WHAT THIS TASK INVOLVES |
Each entry below is to be extracted exactly.

SUPPLIED DATA |
_ _ _ _
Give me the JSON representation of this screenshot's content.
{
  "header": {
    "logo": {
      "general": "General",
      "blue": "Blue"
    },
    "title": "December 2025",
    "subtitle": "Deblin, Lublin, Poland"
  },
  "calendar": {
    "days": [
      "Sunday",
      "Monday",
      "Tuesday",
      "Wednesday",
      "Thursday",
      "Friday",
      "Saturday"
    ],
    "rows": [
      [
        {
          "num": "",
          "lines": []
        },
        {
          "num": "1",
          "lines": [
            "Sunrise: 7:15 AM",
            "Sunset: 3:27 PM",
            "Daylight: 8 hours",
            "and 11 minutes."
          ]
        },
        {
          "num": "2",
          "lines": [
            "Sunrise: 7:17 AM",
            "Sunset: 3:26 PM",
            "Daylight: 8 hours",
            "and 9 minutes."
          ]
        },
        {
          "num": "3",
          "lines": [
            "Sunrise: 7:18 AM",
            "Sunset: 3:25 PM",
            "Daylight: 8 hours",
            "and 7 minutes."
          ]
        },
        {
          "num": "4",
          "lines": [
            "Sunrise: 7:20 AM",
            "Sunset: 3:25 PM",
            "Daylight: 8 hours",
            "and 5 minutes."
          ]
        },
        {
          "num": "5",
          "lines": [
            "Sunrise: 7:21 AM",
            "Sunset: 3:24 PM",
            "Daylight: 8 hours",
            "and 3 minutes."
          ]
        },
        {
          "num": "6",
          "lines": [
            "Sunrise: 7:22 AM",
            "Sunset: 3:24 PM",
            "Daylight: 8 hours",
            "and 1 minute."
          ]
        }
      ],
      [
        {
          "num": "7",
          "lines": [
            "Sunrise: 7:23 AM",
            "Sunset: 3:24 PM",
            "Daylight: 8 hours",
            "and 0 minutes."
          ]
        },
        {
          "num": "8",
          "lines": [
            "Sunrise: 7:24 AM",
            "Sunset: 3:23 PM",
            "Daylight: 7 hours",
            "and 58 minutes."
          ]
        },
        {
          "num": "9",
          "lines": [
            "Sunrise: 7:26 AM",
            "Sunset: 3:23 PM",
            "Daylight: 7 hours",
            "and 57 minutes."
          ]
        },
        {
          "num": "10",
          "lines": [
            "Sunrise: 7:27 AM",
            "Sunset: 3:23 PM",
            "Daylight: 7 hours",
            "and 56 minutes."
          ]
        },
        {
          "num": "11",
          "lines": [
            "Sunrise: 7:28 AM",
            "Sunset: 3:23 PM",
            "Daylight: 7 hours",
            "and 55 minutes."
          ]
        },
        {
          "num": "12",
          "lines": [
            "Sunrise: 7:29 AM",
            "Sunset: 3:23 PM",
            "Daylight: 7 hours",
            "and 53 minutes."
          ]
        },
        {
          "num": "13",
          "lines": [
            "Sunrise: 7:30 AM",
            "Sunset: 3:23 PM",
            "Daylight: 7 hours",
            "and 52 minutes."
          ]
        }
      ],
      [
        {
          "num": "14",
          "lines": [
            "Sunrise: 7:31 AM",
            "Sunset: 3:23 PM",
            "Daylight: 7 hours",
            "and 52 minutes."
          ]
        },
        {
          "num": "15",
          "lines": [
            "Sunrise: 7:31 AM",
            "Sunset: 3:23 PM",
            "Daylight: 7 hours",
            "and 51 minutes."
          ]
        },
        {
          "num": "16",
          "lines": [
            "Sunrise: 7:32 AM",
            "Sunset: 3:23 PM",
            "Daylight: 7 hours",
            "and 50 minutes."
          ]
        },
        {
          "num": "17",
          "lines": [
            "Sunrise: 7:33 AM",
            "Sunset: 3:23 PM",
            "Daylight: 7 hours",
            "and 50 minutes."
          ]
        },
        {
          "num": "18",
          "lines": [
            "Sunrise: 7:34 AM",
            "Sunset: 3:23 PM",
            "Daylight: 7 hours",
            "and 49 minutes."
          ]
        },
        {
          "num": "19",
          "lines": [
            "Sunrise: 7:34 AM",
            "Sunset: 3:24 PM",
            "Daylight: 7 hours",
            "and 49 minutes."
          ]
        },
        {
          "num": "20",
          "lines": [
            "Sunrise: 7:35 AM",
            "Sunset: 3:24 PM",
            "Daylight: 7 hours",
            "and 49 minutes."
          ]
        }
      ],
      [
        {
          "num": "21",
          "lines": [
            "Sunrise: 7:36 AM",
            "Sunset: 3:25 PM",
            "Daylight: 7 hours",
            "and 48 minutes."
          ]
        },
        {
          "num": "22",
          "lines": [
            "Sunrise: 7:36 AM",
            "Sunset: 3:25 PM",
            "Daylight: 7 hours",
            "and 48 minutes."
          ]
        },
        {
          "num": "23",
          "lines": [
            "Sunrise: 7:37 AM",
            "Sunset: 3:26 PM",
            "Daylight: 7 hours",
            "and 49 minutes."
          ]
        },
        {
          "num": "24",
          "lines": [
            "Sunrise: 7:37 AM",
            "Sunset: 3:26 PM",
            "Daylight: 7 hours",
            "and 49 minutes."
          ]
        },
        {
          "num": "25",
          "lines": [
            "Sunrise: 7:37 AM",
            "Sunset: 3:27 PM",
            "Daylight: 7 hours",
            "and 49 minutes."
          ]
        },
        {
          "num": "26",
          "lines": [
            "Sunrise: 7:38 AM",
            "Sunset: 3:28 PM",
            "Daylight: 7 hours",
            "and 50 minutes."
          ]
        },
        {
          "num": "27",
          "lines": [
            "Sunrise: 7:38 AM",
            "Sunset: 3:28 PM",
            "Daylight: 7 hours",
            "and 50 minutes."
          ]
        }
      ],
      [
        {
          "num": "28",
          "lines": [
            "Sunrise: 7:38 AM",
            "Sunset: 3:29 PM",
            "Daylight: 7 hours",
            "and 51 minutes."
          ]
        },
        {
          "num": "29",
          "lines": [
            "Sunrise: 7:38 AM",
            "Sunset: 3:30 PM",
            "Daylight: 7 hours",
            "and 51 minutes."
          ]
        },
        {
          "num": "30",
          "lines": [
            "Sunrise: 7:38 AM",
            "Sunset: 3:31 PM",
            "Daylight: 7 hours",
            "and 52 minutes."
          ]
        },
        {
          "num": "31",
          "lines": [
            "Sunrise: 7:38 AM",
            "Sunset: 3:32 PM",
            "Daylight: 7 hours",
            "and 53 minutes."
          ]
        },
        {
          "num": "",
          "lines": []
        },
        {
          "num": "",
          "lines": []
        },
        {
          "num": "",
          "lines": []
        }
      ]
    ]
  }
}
_ _ _ _
PROBLEM SOLUTION |
Give me the JSON representation of this screenshot's content.
{
  "header": {
    "logo": {
      "general": "General",
      "blue": "Blue"
    },
    "title": "December 2025",
    "subtitle": "Deblin, Lublin, Poland"
  },
  "calendar": {
    "days": [
      "Sunday",
      "Monday",
      "Tuesday",
      "Wednesday",
      "Thursday",
      "Friday",
      "Saturday"
    ],
    "rows": [
      [
        {
          "num": "",
          "lines": []
        },
        {
          "num": "1",
          "lines": [
            "Sunrise: 7:15 AM",
            "Sunset: 3:27 PM",
            "Daylight: 8 hours",
            "and 11 minutes."
          ]
        },
        {
          "num": "2",
          "lines": [
            "Sunrise: 7:17 AM",
            "Sunset: 3:26 PM",
            "Daylight: 8 hours",
            "and 9 minutes."
          ]
        },
        {
          "num": "3",
          "lines": [
            "Sunrise: 7:18 AM",
            "Sunset: 3:25 PM",
            "Daylight: 8 hours",
            "and 7 minutes."
          ]
        },
        {
          "num": "4",
          "lines": [
            "Sunrise: 7:20 AM",
            "Sunset: 3:25 PM",
            "Daylight: 8 hours",
            "and 5 minutes."
          ]
        },
        {
          "num": "5",
          "lines": [
            "Sunrise: 7:21 AM",
            "Sunset: 3:24 PM",
            "Daylight: 8 hours",
            "and 3 minutes."
          ]
        },
        {
          "num": "6",
          "lines": [
            "Sunrise: 7:22 AM",
            "Sunset: 3:24 PM",
            "Daylight: 8 hours",
            "and 1 minute."
          ]
        }
      ],
      [
        {
          "num": "7",
          "lines": [
            "Sunrise: 7:23 AM",
            "Sunset: 3:24 PM",
            "Daylight: 8 hours",
            "and 0 minutes."
          ]
        },
        {
          "num": "8",
          "lines": [
            "Sunrise: 7:24 AM",
            "Sunset: 3:23 PM",
            "Daylight: 7 hours",
            "and 58 minutes."
          ]
        },
        {
          "num": "9",
          "lines": [
            "Sunrise: 7:26 AM",
            "Sunset: 3:23 PM",
            "Daylight: 7 hours",
            "and 57 minutes."
          ]
        },
        {
          "num": "10",
          "lines": [
            "Sunrise: 7:27 AM",
            "Sunset: 3:23 PM",
            "Daylight: 7 hours",
            "and 56 minutes."
          ]
        },
        {
          "num": "11",
          "lines": [
            "Sunrise: 7:28 AM",
            "Sunset: 3:23 PM",
            "Daylight: 7 hours",
            "and 55 minutes."
          ]
        },
        {
          "num": "12",
          "lines": [
            "Sunrise: 7:29 AM",
            "Sunset: 3:23 PM",
            "Daylight: 7 hours",
            "and 53 minutes."
          ]
        },
        {
          "num": "13",
          "lines": [
            "Sunrise: 7:30 AM",
            "Sunset: 3:23 PM",
            "Daylight: 7 hours",
            "and 52 minutes."
          ]
        }
      ],
      [
        {
          "num": "14",
          "lines": [
            "Sunrise: 7:31 AM",
            "Sunset: 3:23 PM",
            "Daylight: 7 hours",
            "and 52 minutes."
          ]
        },
        {
          "num": "15",
          "lines": [
            "Sunrise: 7:31 AM",
            "Sunset: 3:23 PM",
            "Daylight: 7 hours",
            "and 51 minutes."
          ]
        },
        {
          "num": "16",
          "lines": [
            "Sunrise: 7:32 AM",
            "Sunset: 3:23 PM",
            "Daylight: 7 hours",
            "and 50 minutes."
          ]
        },
        {
          "num": "17",
          "lines": [
            "Sunrise: 7:33 AM",
            "Sunset: 3:23 PM",
            "Daylight: 7 hours",
            "and 50 minutes."
          ]
        },
        {
          "num": "18",
          "lines": [
            "Sunrise: 7:34 AM",
            "Sunset: 3:23 PM",
            "Daylight: 7 hours",
            "and 49 minutes."
          ]
        },
        {
          "num": "19",
          "lines": [
            "Sunrise: 7:34 AM",
            "Sunset: 3:24 PM",
            "Daylight: 7 hours",
            "and 49 minutes."
          ]
        },
        {
          "num": "20",
          "lines": [
            "Sunrise: 7:35 AM",
            "Sunset: 3:24 PM",
            "Daylight: 7 hours",
            "and 49 minutes."
          ]
        }
      ],
      [
        {
          "num": "21",
          "lines": [
            "Sunrise: 7:36 AM",
            "Sunset: 3:25 PM",
            "Daylight: 7 hours",
            "and 48 minutes."
          ]
        },
        {
          "num": "22",
          "lines": [
            "Sunrise: 7:36 AM",
            "Sunset: 3:25 PM",
            "Daylight: 7 hours",
            "and 48 minutes."
          ]
        },
        {
          "num": "23",
          "lines": [
            "Sunrise: 7:37 AM",
            "Sunset: 3:26 PM",
            "Daylight: 7 hours",
            "and 49 minutes."
          ]
        },
        {
          "num": "24",
          "lines": [
            "Sunrise: 7:37 AM",
            "Sunset: 3:26 PM",
            "Daylight: 7 hours",
            "and 49 minutes."
          ]
        },
        {
          "num": "25",
          "lines": [
            "Sunrise: 7:37 AM",
            "Sunset: 3:27 PM",
            "Daylight: 7 hours",
            "and 49 minutes."
          ]
        },
        {
          "num": "26",
          "lines": [
            "Sunrise: 7:38 AM",
            "Sunset: 3:28 PM",
            "Daylight: 7 hours",
            "and 50 minutes."
          ]
        },
        {
          "num": "27",
          "lines": [
            "Sunrise: 7:38 AM",
            "Sunset: 3:28 PM",
            "Daylight: 7 hours",
            "and 50 minutes."
          ]
        }
      ],
      [
        {
          "num": "28",
          "lines": [
            "Sunrise: 7:38 AM",
            "Sunset: 3:29 PM",
            "Daylight: 7 hours",
            "and 51 minutes."
          ]
        },
        {
          "num": "29",
          "lines": [
            "Sunrise: 7:38 AM",
            "Sunset: 3:30 PM",
            "Daylight: 7 hours",
            "and 51 minutes."
          ]
        },
        {
          "num": "30",
          "lines": [
            "Sunrise: 7:38 AM",
            "Sunset: 3:31 PM",
            "Daylight: 7 hours",
            "and 52 minutes."
          ]
        },
        {
          "num": "31",
          "lines": [
            "Sunrise: 7:38 AM",
            "Sunset: 3:32 PM",
            "Daylight: 7 hours",
            "and 53 minutes."
          ]
        },
        {
          "num": "",
          "lines": []
        },
        {
          "num": "",
          "lines": []
        },
        {
          "num": "",
          "lines": []
        }
      ]
    ]
  }
}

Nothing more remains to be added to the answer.